* Requirement:
Give the total of lines holding the word "regulating" in the records below, and nothing else.

Stored items:
————
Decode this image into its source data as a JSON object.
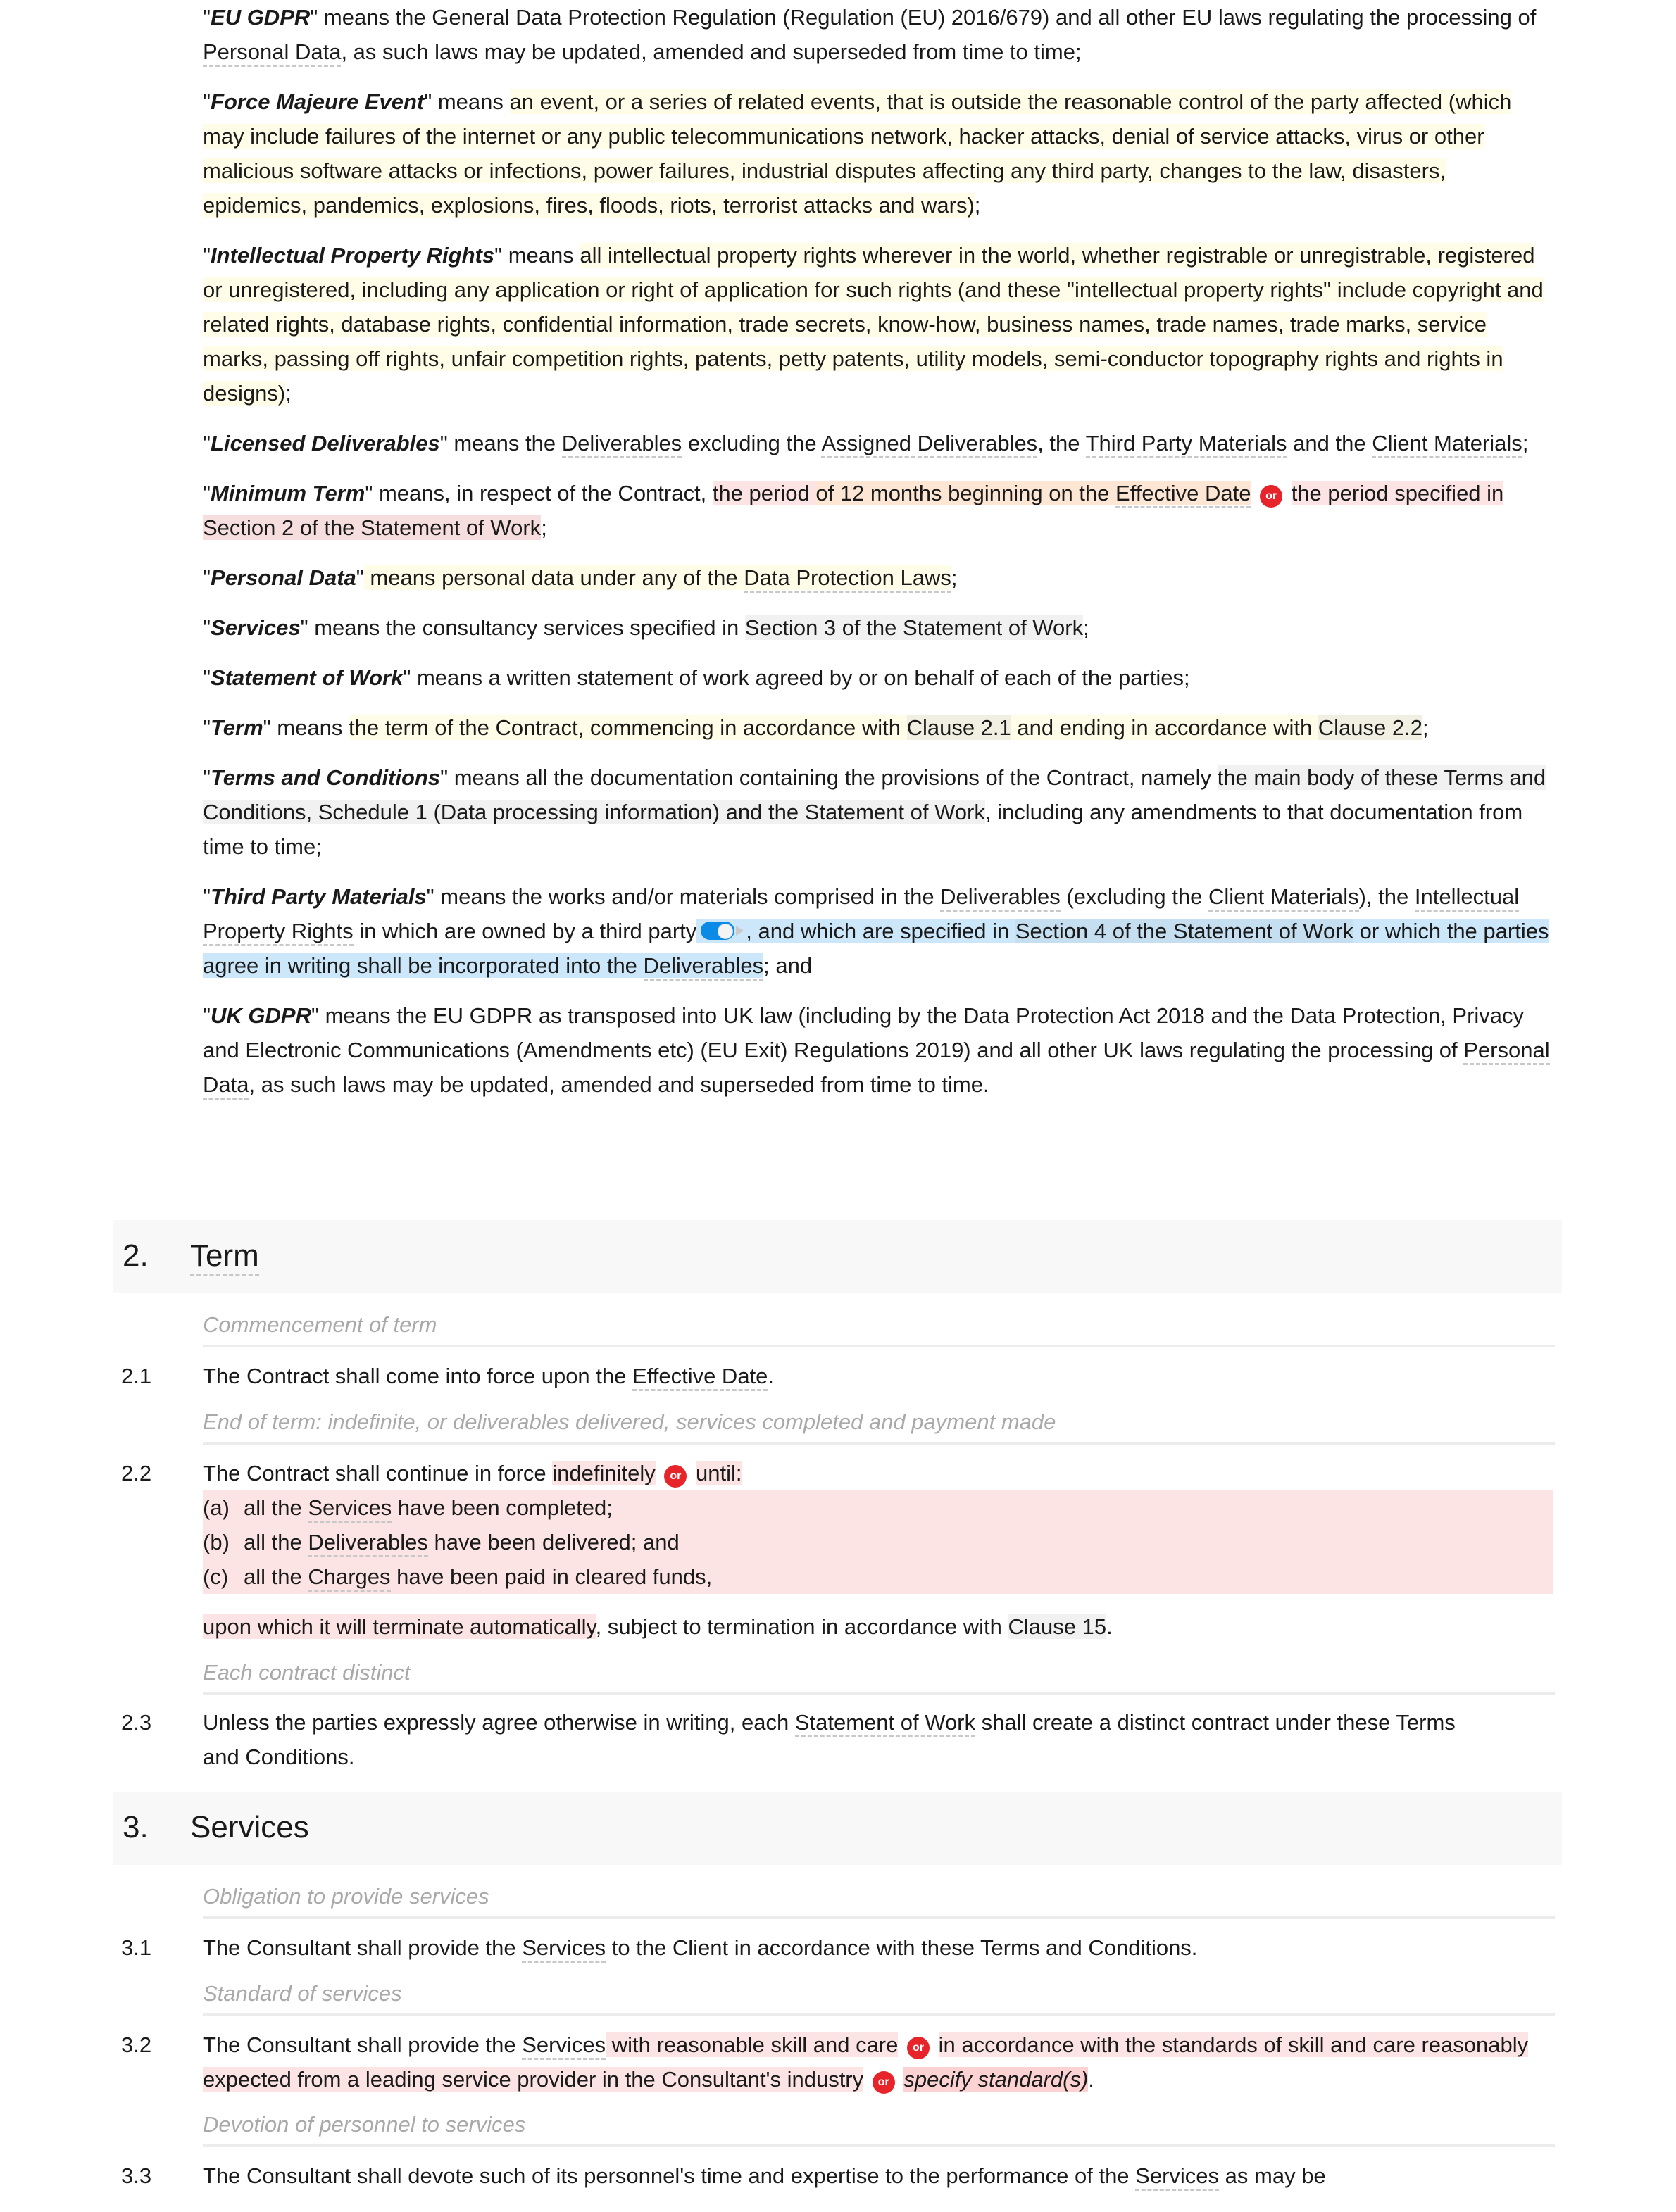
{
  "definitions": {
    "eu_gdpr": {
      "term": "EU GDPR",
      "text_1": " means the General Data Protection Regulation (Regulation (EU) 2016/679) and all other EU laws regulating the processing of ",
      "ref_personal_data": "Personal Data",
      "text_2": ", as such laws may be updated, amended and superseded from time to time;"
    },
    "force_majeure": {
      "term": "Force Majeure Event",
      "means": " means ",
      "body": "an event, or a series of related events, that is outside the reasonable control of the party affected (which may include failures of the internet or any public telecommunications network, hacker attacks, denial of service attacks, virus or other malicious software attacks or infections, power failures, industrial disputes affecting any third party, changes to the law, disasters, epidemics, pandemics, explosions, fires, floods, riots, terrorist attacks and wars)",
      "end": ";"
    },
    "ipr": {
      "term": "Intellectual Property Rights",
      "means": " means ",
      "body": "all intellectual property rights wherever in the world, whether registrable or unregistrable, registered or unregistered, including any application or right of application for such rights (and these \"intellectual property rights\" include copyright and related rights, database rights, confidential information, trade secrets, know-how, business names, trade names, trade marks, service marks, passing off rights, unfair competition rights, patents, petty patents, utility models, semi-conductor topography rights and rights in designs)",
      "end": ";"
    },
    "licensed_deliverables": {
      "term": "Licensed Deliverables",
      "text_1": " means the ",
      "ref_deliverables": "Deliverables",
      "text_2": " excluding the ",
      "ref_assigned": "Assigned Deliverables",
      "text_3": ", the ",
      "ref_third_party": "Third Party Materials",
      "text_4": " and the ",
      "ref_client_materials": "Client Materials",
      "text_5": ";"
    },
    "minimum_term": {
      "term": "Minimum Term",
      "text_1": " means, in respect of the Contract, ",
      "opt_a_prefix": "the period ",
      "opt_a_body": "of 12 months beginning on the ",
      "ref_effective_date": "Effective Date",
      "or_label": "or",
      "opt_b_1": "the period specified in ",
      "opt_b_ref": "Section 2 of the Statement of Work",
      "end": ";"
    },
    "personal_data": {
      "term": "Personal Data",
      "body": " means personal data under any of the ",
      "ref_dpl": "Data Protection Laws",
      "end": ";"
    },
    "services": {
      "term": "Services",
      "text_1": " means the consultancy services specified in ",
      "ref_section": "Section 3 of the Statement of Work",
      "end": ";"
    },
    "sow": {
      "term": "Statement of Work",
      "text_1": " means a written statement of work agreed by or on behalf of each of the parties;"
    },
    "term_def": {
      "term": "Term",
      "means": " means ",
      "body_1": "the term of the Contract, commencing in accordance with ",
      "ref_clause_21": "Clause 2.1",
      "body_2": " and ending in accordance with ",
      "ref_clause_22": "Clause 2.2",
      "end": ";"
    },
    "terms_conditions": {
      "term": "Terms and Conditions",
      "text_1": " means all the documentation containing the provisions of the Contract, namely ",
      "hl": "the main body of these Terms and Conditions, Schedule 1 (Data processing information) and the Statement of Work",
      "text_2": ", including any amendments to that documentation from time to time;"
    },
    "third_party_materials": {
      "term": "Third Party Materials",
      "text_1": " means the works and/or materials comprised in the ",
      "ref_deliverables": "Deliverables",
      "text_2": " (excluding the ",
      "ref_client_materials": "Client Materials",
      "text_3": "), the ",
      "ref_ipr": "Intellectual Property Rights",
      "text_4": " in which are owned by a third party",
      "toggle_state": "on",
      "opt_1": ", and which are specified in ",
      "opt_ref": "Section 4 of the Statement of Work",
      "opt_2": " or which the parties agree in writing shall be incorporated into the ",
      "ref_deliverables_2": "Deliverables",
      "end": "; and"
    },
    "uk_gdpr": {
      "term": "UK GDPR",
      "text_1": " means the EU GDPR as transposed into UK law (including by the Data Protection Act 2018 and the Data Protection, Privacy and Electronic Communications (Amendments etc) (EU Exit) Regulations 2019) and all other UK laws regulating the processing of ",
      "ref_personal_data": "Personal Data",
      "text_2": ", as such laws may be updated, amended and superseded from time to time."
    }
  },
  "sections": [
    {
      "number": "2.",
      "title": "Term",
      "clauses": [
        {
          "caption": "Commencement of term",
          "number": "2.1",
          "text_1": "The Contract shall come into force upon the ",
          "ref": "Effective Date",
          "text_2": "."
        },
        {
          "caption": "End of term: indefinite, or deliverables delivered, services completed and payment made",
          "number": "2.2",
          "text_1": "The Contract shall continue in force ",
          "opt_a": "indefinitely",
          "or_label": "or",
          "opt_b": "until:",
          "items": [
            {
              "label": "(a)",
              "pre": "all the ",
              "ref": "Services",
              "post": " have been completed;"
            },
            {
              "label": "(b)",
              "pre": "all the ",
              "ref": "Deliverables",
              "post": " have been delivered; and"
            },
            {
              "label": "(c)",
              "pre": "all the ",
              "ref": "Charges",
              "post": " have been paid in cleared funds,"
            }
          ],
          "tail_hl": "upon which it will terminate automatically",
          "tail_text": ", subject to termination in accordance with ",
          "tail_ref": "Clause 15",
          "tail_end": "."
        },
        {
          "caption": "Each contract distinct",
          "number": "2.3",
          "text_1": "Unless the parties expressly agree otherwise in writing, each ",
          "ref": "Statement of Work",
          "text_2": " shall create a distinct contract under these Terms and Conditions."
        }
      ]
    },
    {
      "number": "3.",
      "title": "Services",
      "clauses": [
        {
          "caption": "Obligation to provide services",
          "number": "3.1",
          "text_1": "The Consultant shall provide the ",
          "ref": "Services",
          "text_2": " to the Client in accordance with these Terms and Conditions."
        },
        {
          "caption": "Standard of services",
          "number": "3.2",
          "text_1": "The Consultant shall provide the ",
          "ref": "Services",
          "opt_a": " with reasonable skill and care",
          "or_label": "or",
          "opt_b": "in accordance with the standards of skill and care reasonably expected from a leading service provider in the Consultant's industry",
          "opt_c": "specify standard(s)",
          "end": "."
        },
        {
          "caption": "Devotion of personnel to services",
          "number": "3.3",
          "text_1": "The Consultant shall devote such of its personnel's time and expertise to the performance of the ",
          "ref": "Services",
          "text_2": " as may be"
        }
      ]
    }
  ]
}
————
* Exercise output:
2